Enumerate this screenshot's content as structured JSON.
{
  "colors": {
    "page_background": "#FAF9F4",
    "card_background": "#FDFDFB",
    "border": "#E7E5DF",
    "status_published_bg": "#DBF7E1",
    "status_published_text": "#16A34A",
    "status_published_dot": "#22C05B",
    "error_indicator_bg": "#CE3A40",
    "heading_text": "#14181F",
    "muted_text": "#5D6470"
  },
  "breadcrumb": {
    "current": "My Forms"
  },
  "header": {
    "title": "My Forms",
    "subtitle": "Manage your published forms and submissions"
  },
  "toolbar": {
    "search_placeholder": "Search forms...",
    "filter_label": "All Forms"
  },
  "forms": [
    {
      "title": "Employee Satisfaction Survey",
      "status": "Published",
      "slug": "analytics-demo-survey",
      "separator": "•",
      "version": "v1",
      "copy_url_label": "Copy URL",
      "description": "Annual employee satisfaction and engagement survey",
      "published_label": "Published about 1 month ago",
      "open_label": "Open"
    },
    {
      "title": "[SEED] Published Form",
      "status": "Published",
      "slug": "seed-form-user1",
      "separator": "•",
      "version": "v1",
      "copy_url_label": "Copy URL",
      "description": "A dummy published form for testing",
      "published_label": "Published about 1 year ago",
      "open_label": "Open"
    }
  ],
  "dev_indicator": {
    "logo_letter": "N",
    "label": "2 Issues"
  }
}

◇ ◇ ◇ ◇ ◇ ◇ ◇

DIRECTIVE
Go through the records above and set each one down exactly, please.

COMPLETED TASK
Enumerate this screenshot's content as structured JSON.
{
  "colors": {
    "page_background": "#FAF9F4",
    "card_background": "#FDFDFB",
    "border": "#E7E5DF",
    "status_published_bg": "#DBF7E1",
    "status_published_text": "#16A34A",
    "status_published_dot": "#22C05B",
    "error_indicator_bg": "#CE3A40",
    "heading_text": "#14181F",
    "muted_text": "#5D6470"
  },
  "breadcrumb": {
    "current": "My Forms"
  },
  "header": {
    "title": "My Forms",
    "subtitle": "Manage your published forms and submissions"
  },
  "toolbar": {
    "search_placeholder": "Search forms...",
    "filter_label": "All Forms"
  },
  "forms": [
    {
      "title": "Employee Satisfaction Survey",
      "status": "Published",
      "slug": "analytics-demo-survey",
      "separator": "•",
      "version": "v1",
      "copy_url_label": "Copy URL",
      "description": "Annual employee satisfaction and engagement survey",
      "published_label": "Published about 1 month ago",
      "open_label": "Open"
    },
    {
      "title": "[SEED] Published Form",
      "status": "Published",
      "slug": "seed-form-user1",
      "separator": "•",
      "version": "v1",
      "copy_url_label": "Copy URL",
      "description": "A dummy published form for testing",
      "published_label": "Published about 1 year ago",
      "open_label": "Open"
    }
  ],
  "dev_indicator": {
    "logo_letter": "N",
    "label": "2 Issues"
  }
}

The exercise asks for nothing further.